Rows from a figure dataset

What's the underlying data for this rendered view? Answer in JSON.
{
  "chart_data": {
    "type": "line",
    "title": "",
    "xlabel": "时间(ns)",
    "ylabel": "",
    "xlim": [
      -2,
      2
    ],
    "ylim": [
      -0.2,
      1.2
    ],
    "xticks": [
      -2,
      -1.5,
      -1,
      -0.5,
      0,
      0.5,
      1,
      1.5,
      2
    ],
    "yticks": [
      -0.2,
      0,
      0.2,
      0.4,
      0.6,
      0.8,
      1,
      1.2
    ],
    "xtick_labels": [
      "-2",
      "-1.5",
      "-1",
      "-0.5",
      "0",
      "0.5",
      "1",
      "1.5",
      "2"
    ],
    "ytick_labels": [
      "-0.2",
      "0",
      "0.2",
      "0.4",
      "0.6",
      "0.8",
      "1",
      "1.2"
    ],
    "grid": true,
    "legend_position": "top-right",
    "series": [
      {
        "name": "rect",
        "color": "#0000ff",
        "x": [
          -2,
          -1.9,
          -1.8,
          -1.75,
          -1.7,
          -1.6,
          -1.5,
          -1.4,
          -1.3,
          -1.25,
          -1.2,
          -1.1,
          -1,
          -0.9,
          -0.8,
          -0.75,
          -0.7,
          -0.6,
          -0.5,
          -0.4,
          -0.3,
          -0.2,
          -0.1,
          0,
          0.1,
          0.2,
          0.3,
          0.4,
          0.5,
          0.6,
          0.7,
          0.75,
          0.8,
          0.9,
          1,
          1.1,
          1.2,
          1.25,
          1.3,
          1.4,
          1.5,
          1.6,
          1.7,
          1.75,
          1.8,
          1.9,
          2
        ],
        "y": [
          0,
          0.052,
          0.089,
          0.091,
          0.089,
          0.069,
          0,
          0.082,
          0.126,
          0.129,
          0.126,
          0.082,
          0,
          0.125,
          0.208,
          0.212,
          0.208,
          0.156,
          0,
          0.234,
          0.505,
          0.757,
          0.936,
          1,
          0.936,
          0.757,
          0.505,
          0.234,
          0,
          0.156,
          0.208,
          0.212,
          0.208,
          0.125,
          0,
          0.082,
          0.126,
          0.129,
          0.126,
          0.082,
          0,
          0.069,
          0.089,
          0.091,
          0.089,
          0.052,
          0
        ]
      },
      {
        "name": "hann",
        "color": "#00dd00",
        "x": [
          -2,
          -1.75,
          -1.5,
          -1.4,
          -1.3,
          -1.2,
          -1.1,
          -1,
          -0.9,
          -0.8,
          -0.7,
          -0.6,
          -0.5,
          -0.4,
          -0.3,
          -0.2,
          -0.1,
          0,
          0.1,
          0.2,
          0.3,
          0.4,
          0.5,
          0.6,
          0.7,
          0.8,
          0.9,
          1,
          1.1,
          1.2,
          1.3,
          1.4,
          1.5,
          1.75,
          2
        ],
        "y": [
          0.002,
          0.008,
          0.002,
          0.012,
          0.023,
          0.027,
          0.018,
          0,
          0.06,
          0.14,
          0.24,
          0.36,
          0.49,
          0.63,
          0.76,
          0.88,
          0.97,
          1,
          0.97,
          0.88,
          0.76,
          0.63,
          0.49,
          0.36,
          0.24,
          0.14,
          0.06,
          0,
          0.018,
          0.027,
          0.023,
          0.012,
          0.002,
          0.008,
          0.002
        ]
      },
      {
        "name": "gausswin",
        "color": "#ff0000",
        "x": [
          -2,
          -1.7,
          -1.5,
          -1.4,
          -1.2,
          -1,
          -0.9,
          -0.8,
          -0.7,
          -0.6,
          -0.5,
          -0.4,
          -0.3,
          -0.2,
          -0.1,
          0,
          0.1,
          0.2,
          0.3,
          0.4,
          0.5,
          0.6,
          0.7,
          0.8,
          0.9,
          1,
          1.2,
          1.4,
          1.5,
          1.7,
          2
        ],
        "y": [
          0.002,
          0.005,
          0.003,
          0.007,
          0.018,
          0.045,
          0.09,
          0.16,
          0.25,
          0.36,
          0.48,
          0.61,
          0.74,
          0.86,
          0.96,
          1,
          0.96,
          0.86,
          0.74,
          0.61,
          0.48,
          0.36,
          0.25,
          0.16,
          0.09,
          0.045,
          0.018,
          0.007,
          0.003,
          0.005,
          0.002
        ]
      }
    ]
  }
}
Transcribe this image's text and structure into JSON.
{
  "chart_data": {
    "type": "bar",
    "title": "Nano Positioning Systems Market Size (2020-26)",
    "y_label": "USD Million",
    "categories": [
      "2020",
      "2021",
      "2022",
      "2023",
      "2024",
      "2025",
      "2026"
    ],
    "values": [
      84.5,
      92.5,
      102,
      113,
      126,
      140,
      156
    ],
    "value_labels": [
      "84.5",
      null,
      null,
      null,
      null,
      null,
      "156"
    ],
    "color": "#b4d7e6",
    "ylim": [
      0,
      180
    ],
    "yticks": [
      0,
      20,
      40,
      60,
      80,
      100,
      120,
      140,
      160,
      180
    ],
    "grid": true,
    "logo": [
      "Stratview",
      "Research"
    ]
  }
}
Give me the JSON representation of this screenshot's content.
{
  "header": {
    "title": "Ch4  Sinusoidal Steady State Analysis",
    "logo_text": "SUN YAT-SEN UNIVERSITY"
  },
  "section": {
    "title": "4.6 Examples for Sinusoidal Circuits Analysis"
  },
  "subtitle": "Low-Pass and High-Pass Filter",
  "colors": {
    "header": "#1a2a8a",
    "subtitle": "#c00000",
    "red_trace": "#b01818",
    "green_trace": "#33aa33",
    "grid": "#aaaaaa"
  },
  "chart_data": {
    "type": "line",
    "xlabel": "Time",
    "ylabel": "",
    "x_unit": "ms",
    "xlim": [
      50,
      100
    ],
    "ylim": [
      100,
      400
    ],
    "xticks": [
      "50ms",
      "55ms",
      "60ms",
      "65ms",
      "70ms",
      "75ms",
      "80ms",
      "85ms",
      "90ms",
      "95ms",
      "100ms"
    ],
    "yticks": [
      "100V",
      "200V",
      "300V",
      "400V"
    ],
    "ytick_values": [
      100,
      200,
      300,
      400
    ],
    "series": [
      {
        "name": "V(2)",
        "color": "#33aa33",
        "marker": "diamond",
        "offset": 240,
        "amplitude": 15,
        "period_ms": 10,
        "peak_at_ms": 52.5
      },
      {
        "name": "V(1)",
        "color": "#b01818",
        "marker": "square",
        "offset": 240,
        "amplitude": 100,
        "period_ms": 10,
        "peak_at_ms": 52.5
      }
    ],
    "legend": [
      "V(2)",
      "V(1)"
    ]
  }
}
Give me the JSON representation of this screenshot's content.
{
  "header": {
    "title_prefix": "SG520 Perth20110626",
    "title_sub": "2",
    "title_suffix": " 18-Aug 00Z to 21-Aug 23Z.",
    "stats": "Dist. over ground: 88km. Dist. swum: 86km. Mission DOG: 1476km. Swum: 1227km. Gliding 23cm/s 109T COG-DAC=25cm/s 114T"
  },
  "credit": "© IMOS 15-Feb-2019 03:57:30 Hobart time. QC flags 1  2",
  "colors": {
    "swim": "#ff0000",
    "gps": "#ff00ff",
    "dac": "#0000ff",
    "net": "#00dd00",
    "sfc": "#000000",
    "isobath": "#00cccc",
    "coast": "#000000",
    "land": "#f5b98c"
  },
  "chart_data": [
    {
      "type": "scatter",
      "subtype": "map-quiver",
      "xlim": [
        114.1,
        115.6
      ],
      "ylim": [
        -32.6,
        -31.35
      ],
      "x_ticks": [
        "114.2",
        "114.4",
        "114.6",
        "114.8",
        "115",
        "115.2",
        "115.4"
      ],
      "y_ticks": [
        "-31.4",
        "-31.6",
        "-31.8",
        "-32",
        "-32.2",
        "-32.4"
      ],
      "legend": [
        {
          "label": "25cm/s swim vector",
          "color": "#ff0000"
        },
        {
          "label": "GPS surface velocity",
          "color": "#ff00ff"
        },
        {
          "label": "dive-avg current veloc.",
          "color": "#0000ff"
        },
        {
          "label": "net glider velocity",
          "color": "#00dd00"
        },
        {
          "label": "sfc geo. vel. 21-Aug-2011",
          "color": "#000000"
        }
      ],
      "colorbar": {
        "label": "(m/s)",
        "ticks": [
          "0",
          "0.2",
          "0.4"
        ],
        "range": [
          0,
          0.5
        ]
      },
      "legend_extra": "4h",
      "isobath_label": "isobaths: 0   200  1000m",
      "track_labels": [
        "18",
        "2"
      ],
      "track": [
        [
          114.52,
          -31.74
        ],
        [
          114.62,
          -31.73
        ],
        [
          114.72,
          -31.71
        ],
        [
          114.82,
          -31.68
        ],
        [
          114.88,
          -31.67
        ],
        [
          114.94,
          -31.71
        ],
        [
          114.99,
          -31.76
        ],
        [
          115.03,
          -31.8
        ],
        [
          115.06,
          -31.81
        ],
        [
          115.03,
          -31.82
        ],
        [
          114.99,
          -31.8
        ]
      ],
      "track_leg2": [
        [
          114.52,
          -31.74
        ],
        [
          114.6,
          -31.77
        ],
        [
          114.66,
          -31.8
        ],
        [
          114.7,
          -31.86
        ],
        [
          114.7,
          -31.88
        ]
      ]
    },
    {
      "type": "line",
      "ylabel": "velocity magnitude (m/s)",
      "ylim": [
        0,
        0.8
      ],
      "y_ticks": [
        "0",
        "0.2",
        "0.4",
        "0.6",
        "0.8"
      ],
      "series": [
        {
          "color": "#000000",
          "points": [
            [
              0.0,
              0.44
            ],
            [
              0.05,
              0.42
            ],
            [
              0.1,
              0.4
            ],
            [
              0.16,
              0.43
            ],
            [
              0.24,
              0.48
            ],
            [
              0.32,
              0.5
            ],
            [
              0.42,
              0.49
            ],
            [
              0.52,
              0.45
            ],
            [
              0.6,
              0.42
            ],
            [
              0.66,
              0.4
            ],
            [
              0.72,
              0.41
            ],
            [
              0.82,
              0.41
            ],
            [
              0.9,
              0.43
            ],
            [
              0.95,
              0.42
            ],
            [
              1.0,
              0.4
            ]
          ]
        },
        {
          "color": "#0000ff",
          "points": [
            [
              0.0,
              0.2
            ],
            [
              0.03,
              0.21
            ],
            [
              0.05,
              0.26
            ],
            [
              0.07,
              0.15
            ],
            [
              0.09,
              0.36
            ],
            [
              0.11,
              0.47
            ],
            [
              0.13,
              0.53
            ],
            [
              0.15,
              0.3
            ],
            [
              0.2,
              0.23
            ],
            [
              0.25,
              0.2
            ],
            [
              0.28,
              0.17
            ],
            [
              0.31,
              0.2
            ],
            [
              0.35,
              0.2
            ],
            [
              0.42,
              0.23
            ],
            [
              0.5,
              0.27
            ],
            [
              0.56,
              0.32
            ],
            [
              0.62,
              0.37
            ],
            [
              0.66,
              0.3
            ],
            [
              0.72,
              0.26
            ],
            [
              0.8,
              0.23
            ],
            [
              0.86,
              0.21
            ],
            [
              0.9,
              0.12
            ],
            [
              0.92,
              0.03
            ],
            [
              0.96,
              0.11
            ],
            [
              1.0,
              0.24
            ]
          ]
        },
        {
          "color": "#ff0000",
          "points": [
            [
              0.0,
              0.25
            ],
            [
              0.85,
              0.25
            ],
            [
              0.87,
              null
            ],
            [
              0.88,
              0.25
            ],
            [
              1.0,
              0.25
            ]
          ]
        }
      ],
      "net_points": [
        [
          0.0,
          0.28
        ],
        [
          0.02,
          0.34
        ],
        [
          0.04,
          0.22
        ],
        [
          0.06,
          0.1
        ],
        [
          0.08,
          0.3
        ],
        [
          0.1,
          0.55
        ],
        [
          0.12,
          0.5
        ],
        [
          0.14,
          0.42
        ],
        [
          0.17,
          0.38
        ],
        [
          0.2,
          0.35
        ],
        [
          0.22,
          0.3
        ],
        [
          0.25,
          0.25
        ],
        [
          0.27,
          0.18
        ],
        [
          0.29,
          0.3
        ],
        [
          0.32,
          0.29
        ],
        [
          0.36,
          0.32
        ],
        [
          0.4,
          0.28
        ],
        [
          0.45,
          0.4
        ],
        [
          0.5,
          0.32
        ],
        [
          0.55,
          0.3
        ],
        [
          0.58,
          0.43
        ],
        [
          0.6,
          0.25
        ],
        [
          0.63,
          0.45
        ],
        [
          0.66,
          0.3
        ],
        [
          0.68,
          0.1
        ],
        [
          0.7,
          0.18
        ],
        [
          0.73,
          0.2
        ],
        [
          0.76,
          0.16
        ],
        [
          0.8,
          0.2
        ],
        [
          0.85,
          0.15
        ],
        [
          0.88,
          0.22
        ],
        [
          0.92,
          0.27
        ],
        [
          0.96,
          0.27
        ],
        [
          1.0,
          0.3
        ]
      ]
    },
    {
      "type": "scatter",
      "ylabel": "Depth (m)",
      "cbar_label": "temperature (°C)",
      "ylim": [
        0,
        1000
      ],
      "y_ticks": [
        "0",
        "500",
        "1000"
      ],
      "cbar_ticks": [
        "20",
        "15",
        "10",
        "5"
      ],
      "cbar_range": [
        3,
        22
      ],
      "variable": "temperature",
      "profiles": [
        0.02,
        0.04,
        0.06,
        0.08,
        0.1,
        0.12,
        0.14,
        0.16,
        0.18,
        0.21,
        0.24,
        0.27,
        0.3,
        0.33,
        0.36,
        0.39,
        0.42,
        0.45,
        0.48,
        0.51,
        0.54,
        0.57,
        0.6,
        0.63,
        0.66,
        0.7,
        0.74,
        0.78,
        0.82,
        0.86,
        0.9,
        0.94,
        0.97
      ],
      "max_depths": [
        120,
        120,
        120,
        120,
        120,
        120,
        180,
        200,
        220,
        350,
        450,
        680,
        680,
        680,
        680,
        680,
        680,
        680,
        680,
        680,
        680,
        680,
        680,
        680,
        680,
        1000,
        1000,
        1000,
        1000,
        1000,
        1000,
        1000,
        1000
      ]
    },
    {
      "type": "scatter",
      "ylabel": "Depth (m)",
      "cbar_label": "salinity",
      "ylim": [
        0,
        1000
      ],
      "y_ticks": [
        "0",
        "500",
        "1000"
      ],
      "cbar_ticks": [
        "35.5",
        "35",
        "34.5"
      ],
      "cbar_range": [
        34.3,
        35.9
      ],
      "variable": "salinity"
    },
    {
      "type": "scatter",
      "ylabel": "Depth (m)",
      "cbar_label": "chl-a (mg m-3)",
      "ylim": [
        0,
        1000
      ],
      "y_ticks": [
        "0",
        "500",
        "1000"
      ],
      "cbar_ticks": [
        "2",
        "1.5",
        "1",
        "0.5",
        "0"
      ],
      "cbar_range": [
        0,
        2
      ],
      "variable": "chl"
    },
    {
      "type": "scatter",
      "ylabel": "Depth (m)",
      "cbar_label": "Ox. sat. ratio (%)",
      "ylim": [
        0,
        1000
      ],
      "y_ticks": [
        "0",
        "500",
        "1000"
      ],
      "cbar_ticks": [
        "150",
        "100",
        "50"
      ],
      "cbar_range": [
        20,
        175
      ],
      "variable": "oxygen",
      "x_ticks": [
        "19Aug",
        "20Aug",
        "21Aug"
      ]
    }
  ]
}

AIM OF THE EXERCISE
Establish how many lines of the records contain the string "variable" and state that number without elaboration.

CORRECT ANSWER
4